Quote the records beneath, complete and exact. Leave out images.
——
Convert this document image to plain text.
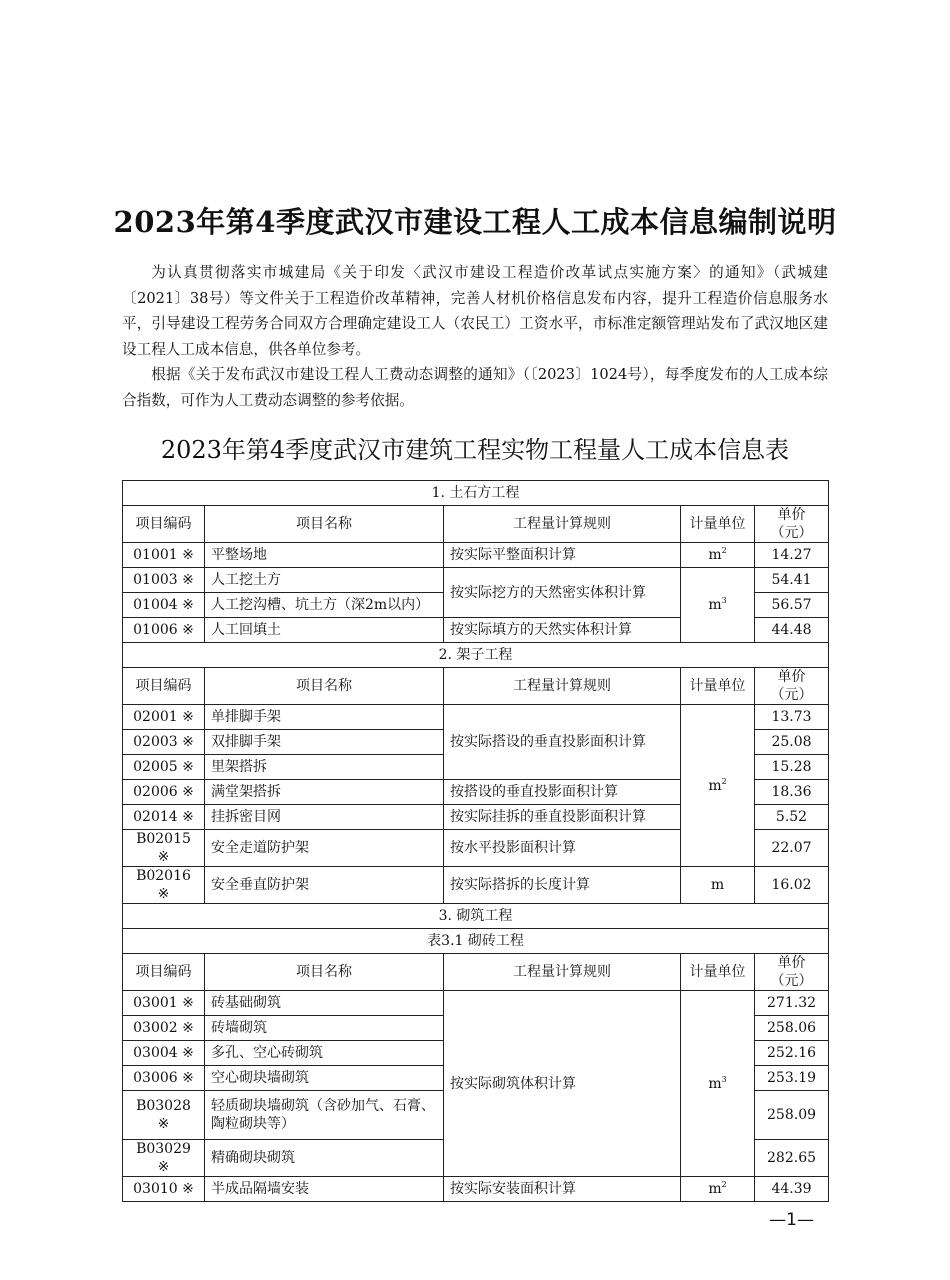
2023年第4季度武汉市建设工程人工成本信息编制说明

为认真贯彻落实市城建局《关于印发〈武汉市建设工程造价改革试点实施方案〉的通知》（武城建〔2021〕38号）等文件关于工程造价改革精神，完善人材机价格信息发布内容，提升工程造价信息服务水平，引导建设工程劳务合同双方合理确定建设工人（农民工）工资水平，市标准定额管理站发布了武汉地区建设工程人工成本信息，供各单位参考。

根据《关于发布武汉市建设工程人工费动态调整的通知》（〔2023〕1024号），每季度发布的人工成本综合指数，可作为人工费动态调整的参考依据。

2023年第4季度武汉市建筑工程实物工程量人工成本信息表
1. 土石方工程				
项目编码	项目名称	工程量计算规则	计量单位	单价（元）
01001 ※	平整场地	按实际平整面积计算	$m^2$	14.27
01003 ※	人工挖土方	按实际挖方的天然密实体积计算	$m^3$	54.41
01004 ※	人工挖沟槽、坑土方（深2m以内）			56.57
01006 ※	人工回填土	按实际填方的天然实体积计算		44.48
2. 架子工程				
项目编码	项目名称	工程量计算规则	计量单位	单价（元）
02001 ※	单排脚手架	按实际搭设的垂直投影面积计算	$m^2$	13.73
02003 ※	双排脚手架			25.08
02005 ※	里架搭拆			15.28
02006 ※	满堂架搭拆	按搭设的垂直投影面积计算		18.36
02014 ※	挂拆密目网	按实际挂拆的垂直投影面积计算		5.52
B02015 ※	安全走道防护架	按水平投影面积计算		22.07
B02016 ※	安全垂直防护架	按实际搭拆的长度计算	m	16.02
3. 砌筑工程				
表3.1 砌砖工程				
项目编码	项目名称	工程量计算规则	计量单位	单价（元）
03001 ※	砖基础砌筑	按实际砌筑体积计算	$m^3$	271.32
03002 ※	砖墙砌筑			258.06
03004 ※	多孔、空心砖砌筑			252.16
03006 ※	空心砌块墙砌筑			253.19
B03028 ※	轻质砌块墙砌筑（含砂加气、石膏、陶粒砌块等）			258.09
B03029 ※	精确砌块砌筑			282.65
03010 ※	半成品隔墙安装	按实际安装面积计算	$m^2$	44.39
—1—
——
### Response to the exercise
Convert this document image to plain text.
2023年第4季度武汉市建设工程人工成本信息编制说明

为认真贯彻落实市城建局《关于印发〈武汉市建设工程造价改革试点实施方案〉的通知》（武城建〔2021〕38号）等文件关于工程造价改革精神，完善人材机价格信息发布内容，提升工程造价信息服务水平，引导建设工程劳务合同双方合理确定建设工人（农民工）工资水平，市标准定额管理站发布了武汉地区建设工程人工成本信息，供各单位参考。

根据《关于发布武汉市建设工程人工费动态调整的通知》（〔2023〕1024号），每季度发布的人工成本综合指数，可作为人工费动态调整的参考依据。

2023年第4季度武汉市建筑工程实物工程量人工成本信息表
1. 土石方工程				
项目编码	项目名称	工程量计算规则	计量单位	单价（元）
01001 ※	平整场地	按实际平整面积计算	$m^2$	14.27
01003 ※	人工挖土方	按实际挖方的天然密实体积计算	$m^3$	54.41
01004 ※	人工挖沟槽、坑土方（深2m以内）			56.57
01006 ※	人工回填土	按实际填方的天然实体积计算		44.48
2. 架子工程				
项目编码	项目名称	工程量计算规则	计量单位	单价（元）
02001 ※	单排脚手架	按实际搭设的垂直投影面积计算	$m^2$	13.73
02003 ※	双排脚手架			25.08
02005 ※	里架搭拆			15.28
02006 ※	满堂架搭拆	按搭设的垂直投影面积计算		18.36
02014 ※	挂拆密目网	按实际挂拆的垂直投影面积计算		5.52
B02015 ※	安全走道防护架	按水平投影面积计算		22.07
B02016 ※	安全垂直防护架	按实际搭拆的长度计算	m	16.02
3. 砌筑工程				
表3.1 砌砖工程				
项目编码	项目名称	工程量计算规则	计量单位	单价（元）
03001 ※	砖基础砌筑	按实际砌筑体积计算	$m^3$	271.32
03002 ※	砖墙砌筑			258.06
03004 ※	多孔、空心砖砌筑			252.16
03006 ※	空心砌块墙砌筑			253.19
B03028 ※	轻质砌块墙砌筑（含砂加气、石膏、陶粒砌块等）			258.09
B03029 ※	精确砌块砌筑			282.65
03010 ※	半成品隔墙安装	按实际安装面积计算	$m^2$	44.39
—1—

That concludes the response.